*PROBLEM DESCRIPTION*:
Which lines include the word "allowed"? Copy each of them.

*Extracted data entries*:

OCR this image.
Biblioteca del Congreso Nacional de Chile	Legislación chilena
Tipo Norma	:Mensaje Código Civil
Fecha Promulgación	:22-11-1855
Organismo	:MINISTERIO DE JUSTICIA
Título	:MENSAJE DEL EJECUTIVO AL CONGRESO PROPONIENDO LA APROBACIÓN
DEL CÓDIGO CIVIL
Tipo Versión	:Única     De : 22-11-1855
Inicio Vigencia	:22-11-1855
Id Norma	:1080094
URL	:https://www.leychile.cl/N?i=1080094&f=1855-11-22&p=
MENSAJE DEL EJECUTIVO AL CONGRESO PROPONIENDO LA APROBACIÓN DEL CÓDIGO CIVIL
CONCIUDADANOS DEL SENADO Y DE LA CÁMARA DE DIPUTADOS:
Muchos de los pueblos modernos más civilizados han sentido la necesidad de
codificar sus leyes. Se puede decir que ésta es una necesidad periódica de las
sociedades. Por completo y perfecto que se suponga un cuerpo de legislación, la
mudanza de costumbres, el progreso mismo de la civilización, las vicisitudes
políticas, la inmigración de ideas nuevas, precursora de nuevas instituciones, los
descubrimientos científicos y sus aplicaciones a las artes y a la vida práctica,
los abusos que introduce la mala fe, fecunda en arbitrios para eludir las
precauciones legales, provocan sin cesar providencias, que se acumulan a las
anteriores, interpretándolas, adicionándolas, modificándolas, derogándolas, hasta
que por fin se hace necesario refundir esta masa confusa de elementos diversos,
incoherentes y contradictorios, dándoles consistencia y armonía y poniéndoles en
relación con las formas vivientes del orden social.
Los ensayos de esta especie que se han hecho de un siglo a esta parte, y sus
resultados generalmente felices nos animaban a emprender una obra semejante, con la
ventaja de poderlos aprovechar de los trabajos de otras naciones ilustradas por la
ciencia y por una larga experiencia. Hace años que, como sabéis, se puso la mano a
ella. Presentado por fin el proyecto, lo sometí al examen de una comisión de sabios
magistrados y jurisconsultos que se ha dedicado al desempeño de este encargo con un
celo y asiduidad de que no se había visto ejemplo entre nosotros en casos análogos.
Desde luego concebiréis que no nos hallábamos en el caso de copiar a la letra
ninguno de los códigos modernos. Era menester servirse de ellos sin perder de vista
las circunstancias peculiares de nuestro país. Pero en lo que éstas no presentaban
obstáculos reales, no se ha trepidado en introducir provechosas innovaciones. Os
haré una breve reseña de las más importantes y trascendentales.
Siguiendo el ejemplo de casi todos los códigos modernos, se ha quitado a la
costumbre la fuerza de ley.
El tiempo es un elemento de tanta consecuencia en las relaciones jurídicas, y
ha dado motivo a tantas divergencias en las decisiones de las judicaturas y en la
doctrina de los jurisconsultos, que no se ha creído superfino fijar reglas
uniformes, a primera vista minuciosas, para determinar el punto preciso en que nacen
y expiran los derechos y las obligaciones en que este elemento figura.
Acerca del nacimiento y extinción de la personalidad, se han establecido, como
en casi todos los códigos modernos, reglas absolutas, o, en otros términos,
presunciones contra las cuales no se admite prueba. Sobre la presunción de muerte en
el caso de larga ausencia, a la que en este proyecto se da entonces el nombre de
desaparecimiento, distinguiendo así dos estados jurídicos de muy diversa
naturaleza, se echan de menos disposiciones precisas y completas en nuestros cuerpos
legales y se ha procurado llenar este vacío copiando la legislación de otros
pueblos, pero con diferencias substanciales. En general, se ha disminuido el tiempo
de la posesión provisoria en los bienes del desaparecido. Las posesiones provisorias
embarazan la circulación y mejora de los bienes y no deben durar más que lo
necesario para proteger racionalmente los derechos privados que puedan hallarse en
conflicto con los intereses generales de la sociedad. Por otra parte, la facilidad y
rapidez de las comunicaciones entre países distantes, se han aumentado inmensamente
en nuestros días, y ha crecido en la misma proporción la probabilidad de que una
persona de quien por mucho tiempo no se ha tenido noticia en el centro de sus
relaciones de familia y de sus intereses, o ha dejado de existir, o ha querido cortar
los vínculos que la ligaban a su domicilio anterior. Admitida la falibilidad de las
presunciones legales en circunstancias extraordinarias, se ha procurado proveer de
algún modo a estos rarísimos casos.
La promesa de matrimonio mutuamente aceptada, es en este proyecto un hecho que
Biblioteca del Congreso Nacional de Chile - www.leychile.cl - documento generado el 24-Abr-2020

---

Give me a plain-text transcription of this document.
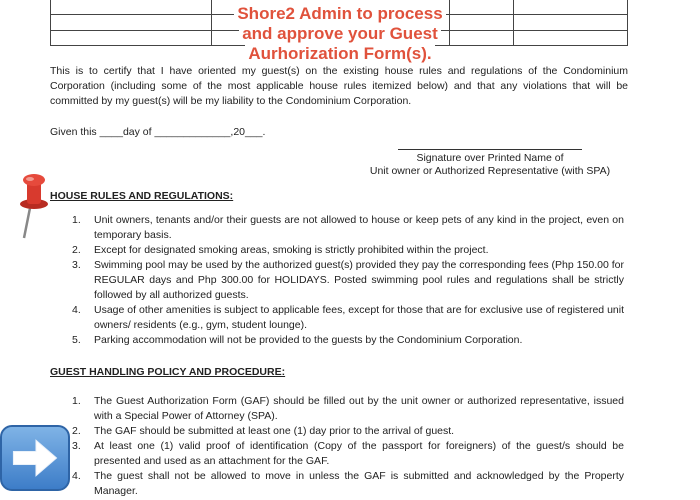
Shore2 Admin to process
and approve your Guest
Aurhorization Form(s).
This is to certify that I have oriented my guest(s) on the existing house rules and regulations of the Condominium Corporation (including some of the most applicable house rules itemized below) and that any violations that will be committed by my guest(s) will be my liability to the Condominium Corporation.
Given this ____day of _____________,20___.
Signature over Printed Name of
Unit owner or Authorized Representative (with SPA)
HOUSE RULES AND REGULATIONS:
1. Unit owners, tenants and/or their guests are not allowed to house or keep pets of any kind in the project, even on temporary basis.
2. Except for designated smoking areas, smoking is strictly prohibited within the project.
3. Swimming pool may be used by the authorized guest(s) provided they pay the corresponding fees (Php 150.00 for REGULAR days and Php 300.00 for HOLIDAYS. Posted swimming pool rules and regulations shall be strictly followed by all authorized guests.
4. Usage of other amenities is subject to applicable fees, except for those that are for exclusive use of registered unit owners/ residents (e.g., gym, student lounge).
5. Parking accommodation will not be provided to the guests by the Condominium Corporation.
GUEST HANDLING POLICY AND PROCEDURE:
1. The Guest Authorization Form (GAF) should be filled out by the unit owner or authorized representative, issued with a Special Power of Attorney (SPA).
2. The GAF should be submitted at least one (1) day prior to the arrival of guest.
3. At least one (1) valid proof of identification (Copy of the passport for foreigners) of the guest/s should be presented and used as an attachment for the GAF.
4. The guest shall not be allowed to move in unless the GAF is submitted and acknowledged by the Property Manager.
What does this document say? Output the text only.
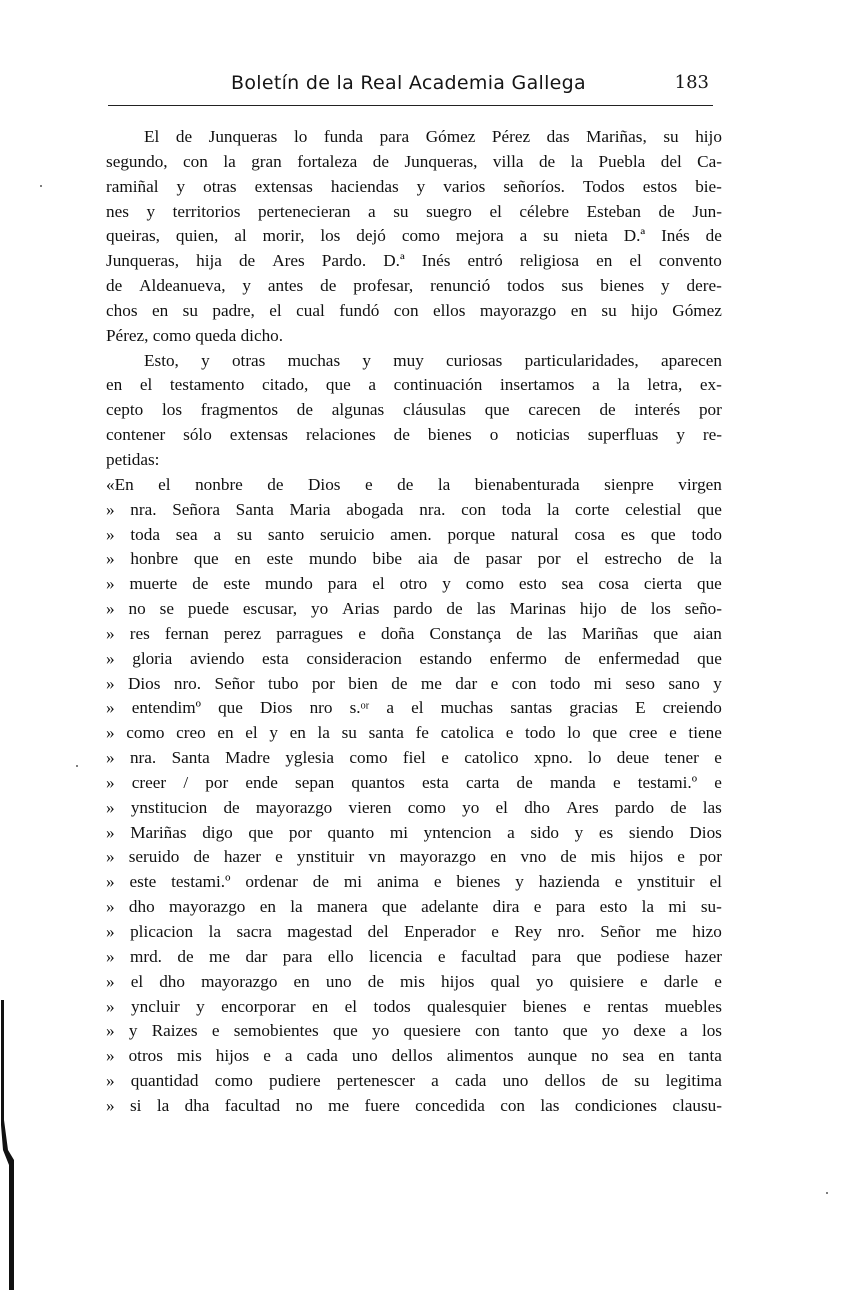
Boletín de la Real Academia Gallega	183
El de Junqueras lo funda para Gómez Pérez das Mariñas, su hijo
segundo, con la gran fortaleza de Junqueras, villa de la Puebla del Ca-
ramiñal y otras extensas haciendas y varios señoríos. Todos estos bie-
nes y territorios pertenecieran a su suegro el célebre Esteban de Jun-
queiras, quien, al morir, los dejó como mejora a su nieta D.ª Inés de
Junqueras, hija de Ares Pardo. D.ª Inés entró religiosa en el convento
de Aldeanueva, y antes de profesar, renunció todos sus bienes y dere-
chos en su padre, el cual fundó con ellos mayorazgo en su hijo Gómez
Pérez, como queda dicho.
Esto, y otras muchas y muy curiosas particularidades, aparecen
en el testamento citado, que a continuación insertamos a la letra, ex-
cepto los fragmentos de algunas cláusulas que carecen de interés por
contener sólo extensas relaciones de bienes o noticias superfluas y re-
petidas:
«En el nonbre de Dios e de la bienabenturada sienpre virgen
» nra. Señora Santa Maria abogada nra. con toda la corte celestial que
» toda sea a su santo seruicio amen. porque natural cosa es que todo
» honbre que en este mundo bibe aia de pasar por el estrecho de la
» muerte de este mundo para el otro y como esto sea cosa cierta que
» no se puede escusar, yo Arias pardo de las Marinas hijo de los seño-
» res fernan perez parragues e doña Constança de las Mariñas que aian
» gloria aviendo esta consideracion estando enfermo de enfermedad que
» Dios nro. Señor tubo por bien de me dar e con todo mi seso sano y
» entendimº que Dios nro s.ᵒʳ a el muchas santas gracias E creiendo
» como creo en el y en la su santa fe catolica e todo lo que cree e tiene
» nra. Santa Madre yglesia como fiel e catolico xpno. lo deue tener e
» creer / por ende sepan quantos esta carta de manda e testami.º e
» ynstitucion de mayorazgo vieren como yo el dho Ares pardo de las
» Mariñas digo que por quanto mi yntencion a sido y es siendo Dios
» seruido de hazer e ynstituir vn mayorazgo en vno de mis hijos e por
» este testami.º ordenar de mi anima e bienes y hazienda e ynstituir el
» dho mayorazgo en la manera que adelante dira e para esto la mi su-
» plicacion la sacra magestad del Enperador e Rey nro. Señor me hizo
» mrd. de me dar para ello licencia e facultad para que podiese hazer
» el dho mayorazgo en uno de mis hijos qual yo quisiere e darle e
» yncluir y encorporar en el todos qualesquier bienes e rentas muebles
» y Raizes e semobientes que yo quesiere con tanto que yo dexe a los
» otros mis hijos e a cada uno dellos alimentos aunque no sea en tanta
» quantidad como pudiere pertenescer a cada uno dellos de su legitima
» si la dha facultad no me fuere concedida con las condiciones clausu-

* * *

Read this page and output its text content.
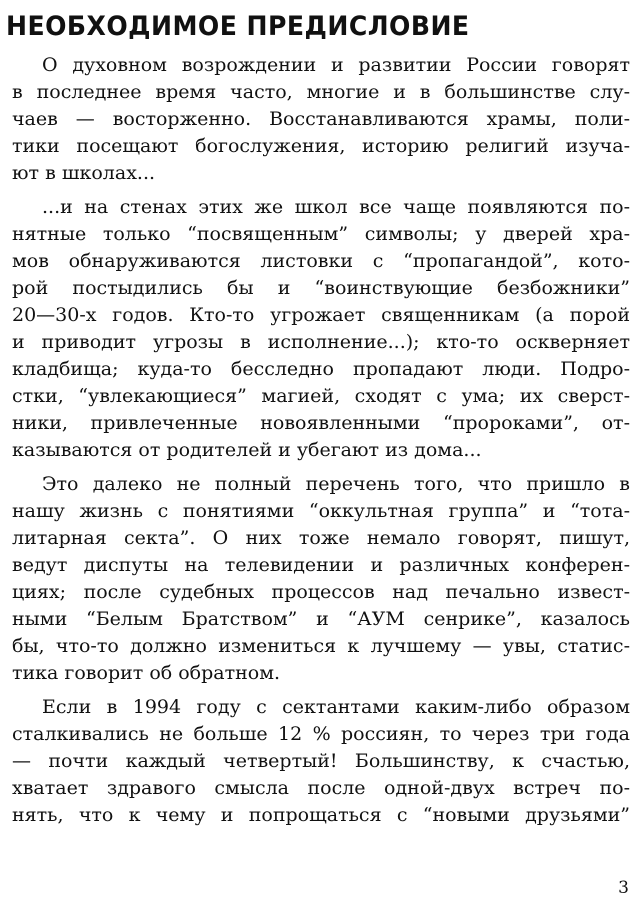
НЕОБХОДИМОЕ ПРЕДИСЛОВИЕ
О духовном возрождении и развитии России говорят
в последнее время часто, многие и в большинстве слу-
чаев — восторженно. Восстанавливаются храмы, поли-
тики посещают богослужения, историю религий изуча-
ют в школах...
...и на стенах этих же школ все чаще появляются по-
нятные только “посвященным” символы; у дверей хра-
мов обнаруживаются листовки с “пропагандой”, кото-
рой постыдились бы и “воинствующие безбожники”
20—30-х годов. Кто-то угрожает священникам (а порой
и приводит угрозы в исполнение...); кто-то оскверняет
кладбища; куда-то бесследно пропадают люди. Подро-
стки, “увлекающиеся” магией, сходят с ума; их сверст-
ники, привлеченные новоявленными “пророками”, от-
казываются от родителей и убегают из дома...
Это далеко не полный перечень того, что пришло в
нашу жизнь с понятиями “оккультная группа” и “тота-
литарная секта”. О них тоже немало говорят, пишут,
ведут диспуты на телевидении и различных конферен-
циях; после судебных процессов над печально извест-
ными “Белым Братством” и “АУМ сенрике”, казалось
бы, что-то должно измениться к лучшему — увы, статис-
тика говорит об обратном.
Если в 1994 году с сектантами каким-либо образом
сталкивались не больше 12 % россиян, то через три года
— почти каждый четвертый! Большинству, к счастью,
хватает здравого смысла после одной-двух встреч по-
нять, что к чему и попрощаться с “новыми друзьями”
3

*FINAL RESULT*:
1. Unit owners, tenants and/or their guests are not allowed to house or keep pets of any kind in the project, even on temporary basis.
4. The guest shall not be allowed to move in unless the GAF is submitted and acknowledged by the Property Manager.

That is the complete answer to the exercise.